▸ WRITTEN PROBLEM
From the listing that follows, output everything exactly except the pictures.

▸ DATA FOR THIS EXERCISE
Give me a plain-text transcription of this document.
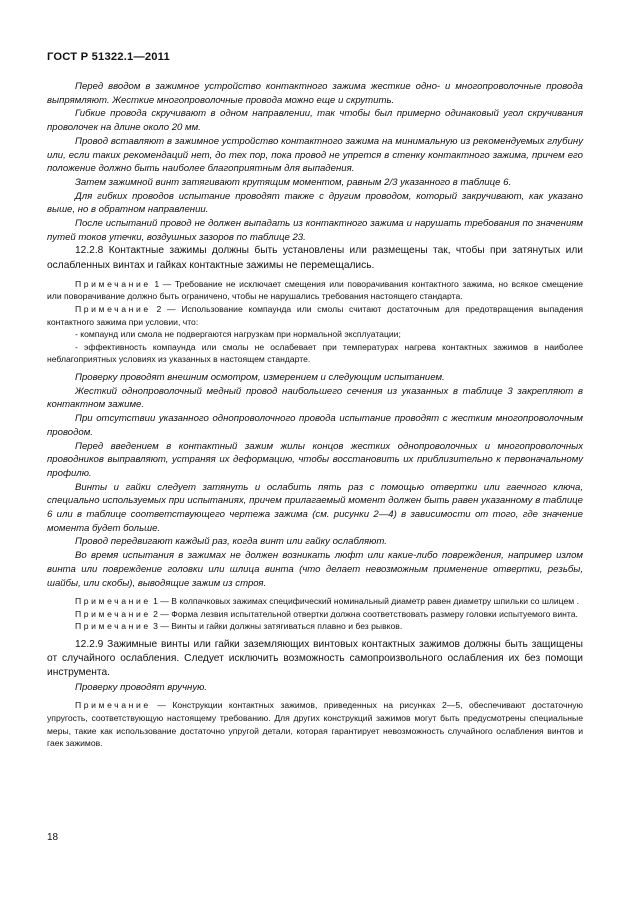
ГОСТ Р 51322.1—2011

Перед вводом в зажимное устройство контактного зажима жесткие одно- и многопроволочные провода выпрямляют. Жесткие многопроволочные провода можно еще и скрутить.

Гибкие провода скручивают в одном направлении, так чтобы был примерно одинаковый угол скручивания проволочек на длине около 20 мм.

Провод вставляют в зажимное устройство контактного зажима на минимальную из рекомендуемых глубину или, если таких рекомендаций нет, до тех пор, пока провод не упрется в стенку контактного зажима, причем его положение должно быть наиболее благоприятным для выпадения.

Затем зажимной винт затягивают крутящим моментом, равным 2/3 указанного в таблице 6.

Для гибких проводов испытание проводят также с другим проводом, который закручивают, как указано выше, но в обратном направлении.

После испытаний провод не должен выпадать из контактного зажима и нарушать требования по значениям путей токов утечки, воздушных зазоров по таблице 23.

12.2.8 Контактные зажимы должны быть установлены или размещены так, чтобы при затянутых или ослабленных винтах и гайках контактные зажимы не перемещались.

Примечание 1 — Требование не исключает смещения или поворачивания контактного зажима, но всякое смещение или поворачивание должно быть ограничено, чтобы не нарушались требования настоящего стандарта.

Примечание 2 — Использование компаунда или смолы считают достаточным для предотвращения выпадения контактного зажима при условии, что:

- компаунд или смола не подвергаются нагрузкам при нормальной эксплуатации;

- эффективность компаунда или смолы не ослабевает при температурах нагрева контактных зажимов в наиболее неблагоприятных условиях из указанных в настоящем стандарте.

Проверку проводят внешним осмотром, измерением и следующим испытанием.

Жесткий однопроволочный медный провод наибольшего сечения из указанных в таблице 3 закрепляют в контактном зажиме.

При отсутствии указанного однопроволочного провода испытание проводят с жестким многопроволочным проводом.

Перед введением в контактный зажим жилы концов жестких однопроволочных и многопроволочных проводников выправляют, устраняя их деформацию, чтобы восстановить их приблизительно к первоначальному профилю.

Винты и гайки следует затянуть и ослабить пять раз с помощью отвертки или гаечного ключа, специально используемых при испытаниях, причем прилагаемый момент должен быть равен указанному в таблице 6 или в таблице соответствующего чертежа зажима (см. рисунки 2—4) в зависимости от того, где значение момента будет больше.

Провод передвигают каждый раз, когда винт или гайку ослабляют.

Во время испытания в зажимах не должен возникать люфт или какие-либо повреждения, например излом винта или повреждение головки или шлица винта (что делает невозможным применение отвертки, резьбы, шайбы, или скобы), выводящие зажим из строя.

Примечание 1 — В колпачковых зажимах специфический номинальный диаметр равен диаметру шпильки со шлицем .

Примечание 2 — Форма лезвия испытательной отвертки должна соответствовать размеру головки испытуемого винта.

Примечание 3 — Винты и гайки должны затягиваться плавно и без рывков.

12.2.9 Зажимные винты или гайки заземляющих винтовых контактных зажимов должны быть защищены от случайного ослабления. Следует исключить возможность самопроизвольного ослабления их без помощи инструмента.

Проверку проводят вручную.

Примечание — Конструкции контактных зажимов, приведенных на рисунках 2—5, обеспечивают достаточную упругость, соответствующую настоящему требованию. Для других конструкций зажимов могут быть предусмотрены специальные меры, такие как использование достаточно упругой детали, которая гарантирует невозможность случайного ослабления винтов и гаек зажимов.

18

▸ THE OUTPUT
Give me a plain-text transcription of this document.
ГОСТ Р 51322.1—2011

Перед вводом в зажимное устройство контактного зажима жесткие одно- и многопроволочные провода выпрямляют. Жесткие многопроволочные провода можно еще и скрутить.

Гибкие провода скручивают в одном направлении, так чтобы был примерно одинаковый угол скручивания проволочек на длине около 20 мм.

Провод вставляют в зажимное устройство контактного зажима на минимальную из рекомендуемых глубину или, если таких рекомендаций нет, до тех пор, пока провод не упрется в стенку контактного зажима, причем его положение должно быть наиболее благоприятным для выпадения.

Затем зажимной винт затягивают крутящим моментом, равным 2/3 указанного в таблице 6.

Для гибких проводов испытание проводят также с другим проводом, который закручивают, как указано выше, но в обратном направлении.

После испытаний провод не должен выпадать из контактного зажима и нарушать требования по значениям путей токов утечки, воздушных зазоров по таблице 23.

12.2.8 Контактные зажимы должны быть установлены или размещены так, чтобы при затянутых или ослабленных винтах и гайках контактные зажимы не перемещались.

Примечание 1 — Требование не исключает смещения или поворачивания контактного зажима, но всякое смещение или поворачивание должно быть ограничено, чтобы не нарушались требования настоящего стандарта.

Примечание 2 — Использование компаунда или смолы считают достаточным для предотвращения выпадения контактного зажима при условии, что:

- компаунд или смола не подвергаются нагрузкам при нормальной эксплуатации;

- эффективность компаунда или смолы не ослабевает при температурах нагрева контактных зажимов в наиболее неблагоприятных условиях из указанных в настоящем стандарте.

Проверку проводят внешним осмотром, измерением и следующим испытанием.

Жесткий однопроволочный медный провод наибольшего сечения из указанных в таблице 3 закрепляют в контактном зажиме.

При отсутствии указанного однопроволочного провода испытание проводят с жестким многопроволочным проводом.

Перед введением в контактный зажим жилы концов жестких однопроволочных и многопроволочных проводников выправляют, устраняя их деформацию, чтобы восстановить их приблизительно к первоначальному профилю.

Винты и гайки следует затянуть и ослабить пять раз с помощью отвертки или гаечного ключа, специально используемых при испытаниях, причем прилагаемый момент должен быть равен указанному в таблице 6 или в таблице соответствующего чертежа зажима (см. рисунки 2—4) в зависимости от того, где значение момента будет больше.

Провод передвигают каждый раз, когда винт или гайку ослабляют.

Во время испытания в зажимах не должен возникать люфт или какие-либо повреждения, например излом винта или повреждение головки или шлица винта (что делает невозможным применение отвертки, резьбы, шайбы, или скобы), выводящие зажим из строя.

Примечание 1 — В колпачковых зажимах специфический номинальный диаметр равен диаметру шпильки со шлицем .

Примечание 2 — Форма лезвия испытательной отвертки должна соответствовать размеру головки испытуемого винта.

Примечание 3 — Винты и гайки должны затягиваться плавно и без рывков.

12.2.9 Зажимные винты или гайки заземляющих винтовых контактных зажимов должны быть защищены от случайного ослабления. Следует исключить возможность самопроизвольного ослабления их без помощи инструмента.

Проверку проводят вручную.

Примечание — Конструкции контактных зажимов, приведенных на рисунках 2—5, обеспечивают достаточную упругость, соответствующую настоящему требованию. Для других конструкций зажимов могут быть предусмотрены специальные меры, такие как использование достаточно упругой детали, которая гарантирует невозможность случайного ослабления винтов и гаек зажимов.

18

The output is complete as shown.